------ Given entries

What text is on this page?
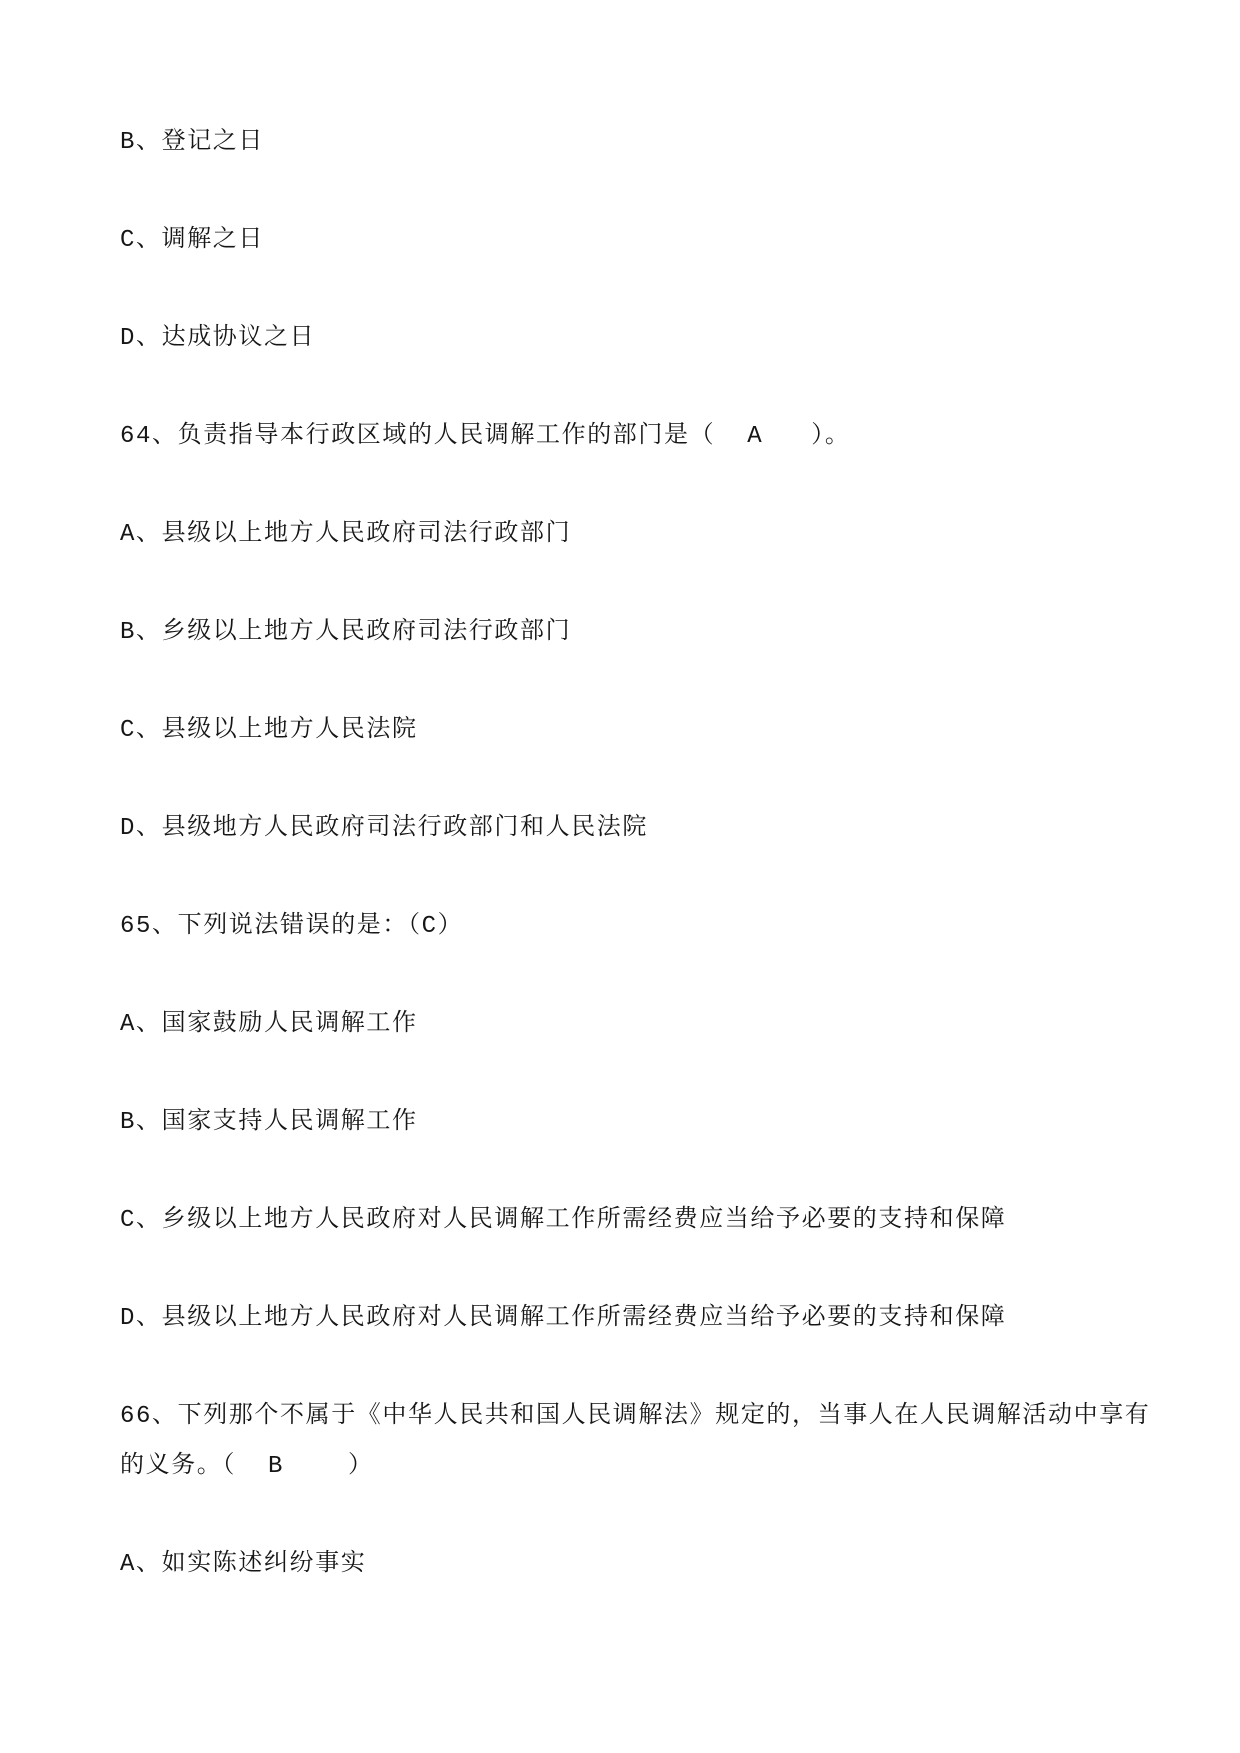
B、登记之日

C、调解之日

D、达成协议之日

64、负责指导本行政区域的人民调解工作的部门是（  A   ）。

A、县级以上地方人民政府司法行政部门

B、乡级以上地方人民政府司法行政部门

C、县级以上地方人民法院

D、县级地方人民政府司法行政部门和人民法院

65、下列说法错误的是：（C）

A、国家鼓励人民调解工作

B、国家支持人民调解工作

C、乡级以上地方人民政府对人民调解工作所需经费应当给予必要的支持和保障

D、县级以上地方人民政府对人民调解工作所需经费应当给予必要的支持和保障

66、下列那个不属于《中华人民共和国人民调解法》规定的，当事人在人民调解活动中享有
的义务。（  B    ）

A、如实陈述纠纷事实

------------

> [What you will do]:
Pictures are not part of the copy; output everything else in the records exactly.

> [Correct result]:
What text is on this page?
B、登记之日

C、调解之日

D、达成协议之日

64、负责指导本行政区域的人民调解工作的部门是（  A   ）。

A、县级以上地方人民政府司法行政部门

B、乡级以上地方人民政府司法行政部门

C、县级以上地方人民法院

D、县级地方人民政府司法行政部门和人民法院

65、下列说法错误的是：（C）

A、国家鼓励人民调解工作

B、国家支持人民调解工作

C、乡级以上地方人民政府对人民调解工作所需经费应当给予必要的支持和保障

D、县级以上地方人民政府对人民调解工作所需经费应当给予必要的支持和保障

66、下列那个不属于《中华人民共和国人民调解法》规定的，当事人在人民调解活动中享有
的义务。（  B    ）

A、如实陈述纠纷事实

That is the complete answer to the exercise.